* [Set exercise]:
Can you print every record below exactly as written?

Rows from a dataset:
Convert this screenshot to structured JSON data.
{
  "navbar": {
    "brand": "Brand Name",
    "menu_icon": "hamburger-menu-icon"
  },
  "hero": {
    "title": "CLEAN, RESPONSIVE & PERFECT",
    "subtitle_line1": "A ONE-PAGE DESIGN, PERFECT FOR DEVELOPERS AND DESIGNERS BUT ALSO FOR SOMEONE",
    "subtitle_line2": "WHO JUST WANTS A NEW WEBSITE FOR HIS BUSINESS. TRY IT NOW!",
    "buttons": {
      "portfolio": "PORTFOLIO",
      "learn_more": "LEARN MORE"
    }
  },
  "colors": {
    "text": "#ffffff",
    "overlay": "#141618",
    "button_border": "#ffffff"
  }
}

* [Response to this task]:
Convert this screenshot to structured JSON data.
{
  "navbar": {
    "brand": "Brand Name",
    "menu_icon": "hamburger-menu-icon"
  },
  "hero": {
    "title": "CLEAN, RESPONSIVE & PERFECT",
    "subtitle_line1": "A ONE-PAGE DESIGN, PERFECT FOR DEVELOPERS AND DESIGNERS BUT ALSO FOR SOMEONE",
    "subtitle_line2": "WHO JUST WANTS A NEW WEBSITE FOR HIS BUSINESS. TRY IT NOW!",
    "buttons": {
      "portfolio": "PORTFOLIO",
      "learn_more": "LEARN MORE"
    }
  },
  "colors": {
    "text": "#ffffff",
    "overlay": "#141618",
    "button_border": "#ffffff"
  }
}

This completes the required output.